ACTIVITY LIST:
(a) Answer these about the niraparib study text:
(i) How many patients were enrolled in the cohort with HRR gene alterations?
(ii) In what month and year did the cohort without HRR gene alterations meet the predefined futility criteria?
(iii) At what median follow-up was the rPFS improvement reported?
(b) Please carry the niraparib study text forward, starting after its final sentence.

EXCERPTED PASSAGE:
++++
In a third, open-label cohort, all patients received a fixed dose combination tablet of niraparib and abiraterone and a separate tablet of prednisone. The cohort of patients with prospectively-identified HRR gene alterations enrolled 423 patients, with patients randomised to receive the combination of niraparib and AAP (combination arm [n=212]) or placebo and AAP (control arm [n=211]).
At 18.6-month median follow-up, patients in the combination arm of the cohort with HRR gene alterations showed a significant clinical improvement in rPFS, with a reduction in the risk of progression or death of 27 percent (hazard ratio [HR] 0.73; p=0.022). This improvement was most pronounced in patients with BRCA1/2 gene alterations, where a 47 percent risk reduction was observed for rPFS (HR 0.53; p=0.001), as analysed by blinded independent central review (BICR). A consistent but greater improvement was observed in investigator-assessed rPFS, which showed an overall 36 percent risk reduction in patients with HRR gene alterations (HR: 0.64; p=0.0022), and a 50 percent risk reduction in patients with BRCA1/2 gene alterations (HR: 0.50; p=0.0006).
The cohort without HRR gene alterations (n=233) met the predefined futility criteria in August 2020, showing no benefit from the treatment combination (HR>1) in the HRR biomarker negative population. Enrolment into this cohort was stopped at the time of futility at the recommendation of the Independent Data Monitoring Committee. Investigators and patients were unblinded and patients were given the opportunity to continue treatment with niraparib and AAP or receive only AAP at the discretion of the study investigator.
In patients with HRR gene alterations, clinically relevant improvements in outcomes were also seen at this first interim analysis for secondary endpoints including time to initiation of cytotoxic chemotherapy, time to symptomatic progression and time to PSA progression. Additionally, objective response rate was improved by the combination of niraparib and AAP. Overall survival data were immature at this interim analysis and follow-up will continue for all secondary endpoints.
++++
DATA EXTRACT:
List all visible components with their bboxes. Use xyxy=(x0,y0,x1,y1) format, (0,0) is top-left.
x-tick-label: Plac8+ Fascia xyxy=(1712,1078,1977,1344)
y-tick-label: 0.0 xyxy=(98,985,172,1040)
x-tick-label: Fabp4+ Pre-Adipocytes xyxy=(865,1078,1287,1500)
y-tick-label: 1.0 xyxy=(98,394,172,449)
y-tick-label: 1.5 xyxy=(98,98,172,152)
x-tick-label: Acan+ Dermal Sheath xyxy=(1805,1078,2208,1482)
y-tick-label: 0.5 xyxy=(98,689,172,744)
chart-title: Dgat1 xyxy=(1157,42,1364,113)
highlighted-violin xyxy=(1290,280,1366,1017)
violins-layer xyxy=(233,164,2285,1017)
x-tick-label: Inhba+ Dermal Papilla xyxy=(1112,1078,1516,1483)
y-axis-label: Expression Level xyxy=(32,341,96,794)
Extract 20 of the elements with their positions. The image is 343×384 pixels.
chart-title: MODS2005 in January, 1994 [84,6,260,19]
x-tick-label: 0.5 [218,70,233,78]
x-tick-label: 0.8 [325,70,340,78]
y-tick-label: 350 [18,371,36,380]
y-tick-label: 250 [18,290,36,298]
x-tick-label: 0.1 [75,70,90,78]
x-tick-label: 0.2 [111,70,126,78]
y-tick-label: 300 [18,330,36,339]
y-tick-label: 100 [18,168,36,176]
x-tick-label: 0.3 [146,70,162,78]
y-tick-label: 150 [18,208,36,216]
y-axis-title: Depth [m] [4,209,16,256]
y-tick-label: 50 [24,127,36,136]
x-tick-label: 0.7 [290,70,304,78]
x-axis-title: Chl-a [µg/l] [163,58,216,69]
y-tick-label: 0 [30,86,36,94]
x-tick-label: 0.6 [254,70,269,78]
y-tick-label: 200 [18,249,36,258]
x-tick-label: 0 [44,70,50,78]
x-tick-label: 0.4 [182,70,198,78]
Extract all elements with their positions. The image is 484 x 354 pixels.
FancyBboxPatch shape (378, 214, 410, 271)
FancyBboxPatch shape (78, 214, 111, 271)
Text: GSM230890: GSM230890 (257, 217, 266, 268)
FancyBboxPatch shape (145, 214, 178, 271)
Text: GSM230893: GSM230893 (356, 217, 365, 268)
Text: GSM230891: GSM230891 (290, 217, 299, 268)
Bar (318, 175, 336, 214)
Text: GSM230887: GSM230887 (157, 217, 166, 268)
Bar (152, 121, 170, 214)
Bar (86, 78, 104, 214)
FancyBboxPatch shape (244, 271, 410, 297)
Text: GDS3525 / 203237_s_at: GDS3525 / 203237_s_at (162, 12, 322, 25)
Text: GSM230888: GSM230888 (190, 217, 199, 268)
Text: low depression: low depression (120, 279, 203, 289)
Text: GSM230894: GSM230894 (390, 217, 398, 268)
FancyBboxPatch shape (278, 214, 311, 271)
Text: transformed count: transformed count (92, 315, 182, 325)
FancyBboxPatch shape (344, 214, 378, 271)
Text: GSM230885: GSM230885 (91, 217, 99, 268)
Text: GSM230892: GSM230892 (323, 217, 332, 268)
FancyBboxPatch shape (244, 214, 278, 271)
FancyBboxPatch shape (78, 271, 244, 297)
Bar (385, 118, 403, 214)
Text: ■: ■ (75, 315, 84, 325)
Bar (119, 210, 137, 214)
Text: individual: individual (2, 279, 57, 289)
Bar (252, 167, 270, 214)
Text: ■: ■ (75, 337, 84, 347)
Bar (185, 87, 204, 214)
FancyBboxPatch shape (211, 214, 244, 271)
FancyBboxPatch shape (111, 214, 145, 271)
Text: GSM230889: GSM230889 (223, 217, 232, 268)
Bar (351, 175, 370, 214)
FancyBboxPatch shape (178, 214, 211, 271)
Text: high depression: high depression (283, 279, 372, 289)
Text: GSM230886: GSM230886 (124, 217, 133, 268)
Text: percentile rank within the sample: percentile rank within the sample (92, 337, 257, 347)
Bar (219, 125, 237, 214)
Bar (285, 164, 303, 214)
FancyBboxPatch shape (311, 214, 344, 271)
++++
EXPECTED OUTPUTS:
(a)
(i) 423
(ii) August 2020
(iii) 18.6 months

(b)
Patients with HRR gene alterations, such as BRCA1/2, are at an increased risk of developing prostate cancer, and BRCA-related prostate cancer is usually aggressive. Long-term survival is low for patients with mCRPC and those who have HRR gene alterations face a worse prognosis, driving a significant unmet medical need for novel therapies in this disease.
“The MAGNITUDE study demonstrates that in people with metastatic castration-resistant prostate cancer with HRR gene mutations, the treatment combination of niraparib and abiraterone acetate plus prednisone significantly improves radiographic progression free survival with a reduction in the risk of progression or death. These data reinforce the importance of biomarkers in helping to provide an individualised treatment plan for these patients,” said Martin Vogel, MD, EMEA Therapeutic Area Lead Oncology, Janssen-Cilag GmbH.
The observed safety profile of the combination of niraparib and AAP was in line with the known safety profile of the two individual drugs, and manageable, with no new safety signals identified. Of the patients with HRR gene alterations, 67 percent and 46.4 percent experienced Grade 3/4 adverse events (combination of niraparib and AAP, and placebo and AAP respectively), largely driven by anaemia and fatigue. Discontinuation rates for the combination arm and control arm were 10.8 percent and 4.7 percent respectively. The combination of niraparib and AAP also maintained overall quality of life in comparison with placebo and AAP as measured on the Functional Assessment of Cancer Therapy–Prostate (FACT-P) scale.